SET PROBLEM:
Below is some material; transcribe all of it exactly.
--- START ---
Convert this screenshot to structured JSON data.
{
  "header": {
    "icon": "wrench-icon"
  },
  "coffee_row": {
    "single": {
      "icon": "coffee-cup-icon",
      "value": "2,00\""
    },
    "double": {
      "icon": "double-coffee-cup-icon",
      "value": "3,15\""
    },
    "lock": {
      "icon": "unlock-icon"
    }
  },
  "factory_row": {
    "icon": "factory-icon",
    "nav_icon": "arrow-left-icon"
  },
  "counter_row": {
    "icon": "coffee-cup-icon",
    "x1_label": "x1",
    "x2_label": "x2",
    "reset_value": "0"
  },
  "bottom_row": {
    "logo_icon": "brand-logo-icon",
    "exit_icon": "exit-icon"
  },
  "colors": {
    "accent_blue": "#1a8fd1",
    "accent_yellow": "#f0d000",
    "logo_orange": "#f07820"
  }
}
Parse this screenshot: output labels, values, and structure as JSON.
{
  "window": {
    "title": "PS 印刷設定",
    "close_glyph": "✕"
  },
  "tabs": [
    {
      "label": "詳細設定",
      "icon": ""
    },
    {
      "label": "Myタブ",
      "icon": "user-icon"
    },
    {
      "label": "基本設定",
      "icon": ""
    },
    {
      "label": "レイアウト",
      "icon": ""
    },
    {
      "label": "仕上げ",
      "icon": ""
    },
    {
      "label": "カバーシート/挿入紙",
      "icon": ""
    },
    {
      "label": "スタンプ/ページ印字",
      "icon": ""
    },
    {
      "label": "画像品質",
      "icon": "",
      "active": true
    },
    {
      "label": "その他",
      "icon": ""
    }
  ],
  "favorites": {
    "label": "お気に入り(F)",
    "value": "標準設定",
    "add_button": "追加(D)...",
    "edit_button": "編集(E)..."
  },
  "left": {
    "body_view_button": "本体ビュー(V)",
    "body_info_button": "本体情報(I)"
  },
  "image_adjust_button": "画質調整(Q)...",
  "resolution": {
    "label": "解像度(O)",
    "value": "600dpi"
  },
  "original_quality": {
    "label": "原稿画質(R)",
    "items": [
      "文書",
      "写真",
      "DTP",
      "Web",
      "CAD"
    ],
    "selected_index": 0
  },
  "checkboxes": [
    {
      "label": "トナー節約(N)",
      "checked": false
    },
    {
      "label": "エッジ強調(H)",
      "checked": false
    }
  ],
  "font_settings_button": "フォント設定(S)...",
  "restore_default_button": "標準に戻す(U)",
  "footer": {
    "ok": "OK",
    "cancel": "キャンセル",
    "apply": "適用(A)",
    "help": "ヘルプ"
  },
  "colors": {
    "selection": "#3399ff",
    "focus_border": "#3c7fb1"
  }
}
--- END ---
RESULT OF THIS TASK:
Convert this screenshot to structured JSON data.
{
  "header": {
    "icon": "wrench-icon"
  },
  "coffee_row": {
    "single": {
      "icon": "coffee-cup-icon",
      "value": "2,00\""
    },
    "double": {
      "icon": "double-coffee-cup-icon",
      "value": "3,15\""
    },
    "lock": {
      "icon": "unlock-icon"
    }
  },
  "factory_row": {
    "icon": "factory-icon",
    "nav_icon": "arrow-left-icon"
  },
  "counter_row": {
    "icon": "coffee-cup-icon",
    "x1_label": "x1",
    "x2_label": "x2",
    "reset_value": "0"
  },
  "bottom_row": {
    "logo_icon": "brand-logo-icon",
    "exit_icon": "exit-icon"
  },
  "colors": {
    "accent_blue": "#1a8fd1",
    "accent_yellow": "#f0d000",
    "logo_orange": "#f07820"
  }
}
Parse this screenshot: output labels, values, and structure as JSON.
{
  "window": {
    "title": "PS 印刷設定",
    "close_glyph": "✕"
  },
  "tabs": [
    {
      "label": "詳細設定",
      "icon": ""
    },
    {
      "label": "Myタブ",
      "icon": "user-icon"
    },
    {
      "label": "基本設定",
      "icon": ""
    },
    {
      "label": "レイアウト",
      "icon": ""
    },
    {
      "label": "仕上げ",
      "icon": ""
    },
    {
      "label": "カバーシート/挿入紙",
      "icon": ""
    },
    {
      "label": "スタンプ/ページ印字",
      "icon": ""
    },
    {
      "label": "画像品質",
      "icon": "",
      "active": true
    },
    {
      "label": "その他",
      "icon": ""
    }
  ],
  "favorites": {
    "label": "お気に入り(F)",
    "value": "標準設定",
    "add_button": "追加(D)...",
    "edit_button": "編集(E)..."
  },
  "left": {
    "body_view_button": "本体ビュー(V)",
    "body_info_button": "本体情報(I)"
  },
  "image_adjust_button": "画質調整(Q)...",
  "resolution": {
    "label": "解像度(O)",
    "value": "600dpi"
  },
  "original_quality": {
    "label": "原稿画質(R)",
    "items": [
      "文書",
      "写真",
      "DTP",
      "Web",
      "CAD"
    ],
    "selected_index": 0
  },
  "checkboxes": [
    {
      "label": "トナー節約(N)",
      "checked": false
    },
    {
      "label": "エッジ強調(H)",
      "checked": false
    }
  ],
  "font_settings_button": "フォント設定(S)...",
  "restore_default_button": "標準に戻す(U)",
  "footer": {
    "ok": "OK",
    "cancel": "キャンセル",
    "apply": "適用(A)",
    "help": "ヘルプ"
  },
  "colors": {
    "selection": "#3399ff",
    "focus_border": "#3c7fb1"
  }
}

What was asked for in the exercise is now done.